— Begin Materials provided —

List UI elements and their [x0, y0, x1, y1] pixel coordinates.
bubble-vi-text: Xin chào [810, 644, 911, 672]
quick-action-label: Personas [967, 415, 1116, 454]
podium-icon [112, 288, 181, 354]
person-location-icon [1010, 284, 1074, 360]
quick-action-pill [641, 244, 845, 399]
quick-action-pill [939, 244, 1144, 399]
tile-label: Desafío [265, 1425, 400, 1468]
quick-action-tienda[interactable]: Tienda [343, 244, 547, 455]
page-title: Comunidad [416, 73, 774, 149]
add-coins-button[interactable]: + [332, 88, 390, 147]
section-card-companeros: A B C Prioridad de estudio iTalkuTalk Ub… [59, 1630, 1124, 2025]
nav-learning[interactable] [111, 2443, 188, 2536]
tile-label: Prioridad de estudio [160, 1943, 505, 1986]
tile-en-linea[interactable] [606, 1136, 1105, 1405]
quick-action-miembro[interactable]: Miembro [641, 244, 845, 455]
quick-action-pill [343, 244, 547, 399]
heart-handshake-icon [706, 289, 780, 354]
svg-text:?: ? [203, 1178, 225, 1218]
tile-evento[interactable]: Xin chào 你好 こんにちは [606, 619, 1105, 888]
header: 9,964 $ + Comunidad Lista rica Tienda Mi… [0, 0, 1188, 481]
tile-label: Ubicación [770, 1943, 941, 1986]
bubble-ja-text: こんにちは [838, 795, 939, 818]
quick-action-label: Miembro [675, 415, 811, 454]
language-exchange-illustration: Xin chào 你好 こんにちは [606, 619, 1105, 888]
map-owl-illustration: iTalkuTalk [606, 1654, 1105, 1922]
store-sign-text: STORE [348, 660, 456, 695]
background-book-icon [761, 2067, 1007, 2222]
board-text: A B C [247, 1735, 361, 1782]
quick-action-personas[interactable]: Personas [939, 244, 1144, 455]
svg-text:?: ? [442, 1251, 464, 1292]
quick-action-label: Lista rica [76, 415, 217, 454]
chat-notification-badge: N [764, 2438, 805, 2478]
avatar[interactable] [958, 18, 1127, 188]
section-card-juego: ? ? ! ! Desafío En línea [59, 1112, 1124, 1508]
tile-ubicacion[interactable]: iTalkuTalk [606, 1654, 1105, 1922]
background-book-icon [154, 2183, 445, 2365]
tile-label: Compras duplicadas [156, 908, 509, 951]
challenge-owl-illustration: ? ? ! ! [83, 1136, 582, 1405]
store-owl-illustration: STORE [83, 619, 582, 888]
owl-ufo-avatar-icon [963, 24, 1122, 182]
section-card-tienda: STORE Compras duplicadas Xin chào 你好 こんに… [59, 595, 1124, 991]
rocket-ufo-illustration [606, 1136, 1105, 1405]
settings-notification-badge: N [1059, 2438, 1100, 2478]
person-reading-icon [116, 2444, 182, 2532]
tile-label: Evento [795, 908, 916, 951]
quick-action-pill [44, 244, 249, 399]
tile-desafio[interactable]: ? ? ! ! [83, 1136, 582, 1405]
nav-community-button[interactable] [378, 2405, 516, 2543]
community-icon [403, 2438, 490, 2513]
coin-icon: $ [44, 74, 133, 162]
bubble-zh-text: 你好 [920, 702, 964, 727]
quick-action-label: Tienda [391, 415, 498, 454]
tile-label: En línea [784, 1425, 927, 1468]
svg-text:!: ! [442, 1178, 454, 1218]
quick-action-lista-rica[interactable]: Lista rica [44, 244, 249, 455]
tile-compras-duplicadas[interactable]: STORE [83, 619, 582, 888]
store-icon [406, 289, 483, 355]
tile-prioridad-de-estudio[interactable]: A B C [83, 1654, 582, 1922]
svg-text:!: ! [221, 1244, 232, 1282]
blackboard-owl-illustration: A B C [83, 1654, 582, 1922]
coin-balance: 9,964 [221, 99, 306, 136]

— End Materials provided —

- The request -
Reproduce all of the items above, line for line, without changing a single character.

- Correct output -
List UI elements and their [x0, y0, x1, y1] pixel coordinates.
bubble-vi-text: Xin chào [810, 644, 911, 672]
quick-action-label: Personas [967, 415, 1116, 454]
podium-icon [112, 288, 181, 354]
person-location-icon [1010, 284, 1074, 360]
quick-action-pill [641, 244, 845, 399]
quick-action-pill [939, 244, 1144, 399]
tile-label: Desafío [265, 1425, 400, 1468]
quick-action-tienda[interactable]: Tienda [343, 244, 547, 455]
page-title: Comunidad [416, 73, 774, 149]
add-coins-button[interactable]: + [332, 88, 390, 147]
section-card-companeros: A B C Prioridad de estudio iTalkuTalk Ub… [59, 1630, 1124, 2025]
nav-learning[interactable] [111, 2443, 188, 2536]
tile-label: Prioridad de estudio [160, 1943, 505, 1986]
tile-en-linea[interactable] [606, 1136, 1105, 1405]
quick-action-miembro[interactable]: Miembro [641, 244, 845, 455]
quick-action-pill [343, 244, 547, 399]
heart-handshake-icon [706, 289, 780, 354]
svg-text:?: ? [203, 1178, 225, 1218]
tile-evento[interactable]: Xin chào 你好 こんにちは [606, 619, 1105, 888]
header: 9,964 $ + Comunidad Lista rica Tienda Mi… [0, 0, 1188, 481]
tile-label: Ubicación [770, 1943, 941, 1986]
bubble-ja-text: こんにちは [838, 795, 939, 818]
quick-action-label: Miembro [675, 415, 811, 454]
language-exchange-illustration: Xin chào 你好 こんにちは [606, 619, 1105, 888]
map-owl-illustration: iTalkuTalk [606, 1654, 1105, 1922]
store-sign-text: STORE [348, 660, 456, 695]
background-book-icon [761, 2067, 1007, 2222]
board-text: A B C [247, 1735, 361, 1782]
quick-action-personas[interactable]: Personas [939, 244, 1144, 455]
svg-text:?: ? [442, 1251, 464, 1292]
quick-action-label: Lista rica [76, 415, 217, 454]
chat-notification-badge: N [764, 2438, 805, 2478]
avatar[interactable] [958, 18, 1127, 188]
section-card-juego: ? ? ! ! Desafío En línea [59, 1112, 1124, 1508]
tile-ubicacion[interactable]: iTalkuTalk [606, 1654, 1105, 1922]
background-book-icon [154, 2183, 445, 2365]
tile-label: Compras duplicadas [156, 908, 509, 951]
challenge-owl-illustration: ? ? ! ! [83, 1136, 582, 1405]
store-owl-illustration: STORE [83, 619, 582, 888]
owl-ufo-avatar-icon [963, 24, 1122, 182]
section-card-tienda: STORE Compras duplicadas Xin chào 你好 こんに… [59, 595, 1124, 991]
rocket-ufo-illustration [606, 1136, 1105, 1405]
settings-notification-badge: N [1059, 2438, 1100, 2478]
person-reading-icon [116, 2444, 182, 2532]
tile-label: Evento [795, 908, 916, 951]
quick-action-pill [44, 244, 249, 399]
tile-desafio[interactable]: ? ? ! ! [83, 1136, 582, 1405]
nav-community-button[interactable] [378, 2405, 516, 2543]
community-icon [403, 2438, 490, 2513]
coin-icon: $ [44, 74, 133, 162]
bubble-zh-text: 你好 [920, 702, 964, 727]
quick-action-label: Tienda [391, 415, 498, 454]
tile-label: En línea [784, 1425, 927, 1468]
svg-text:!: ! [442, 1178, 454, 1218]
quick-action-lista-rica[interactable]: Lista rica [44, 244, 249, 455]
tile-compras-duplicadas[interactable]: STORE [83, 619, 582, 888]
store-icon [406, 289, 483, 355]
tile-prioridad-de-estudio[interactable]: A B C [83, 1654, 582, 1922]
svg-text:!: ! [221, 1244, 232, 1282]
blackboard-owl-illustration: A B C [83, 1654, 582, 1922]
coin-balance: 9,964 [221, 99, 306, 136]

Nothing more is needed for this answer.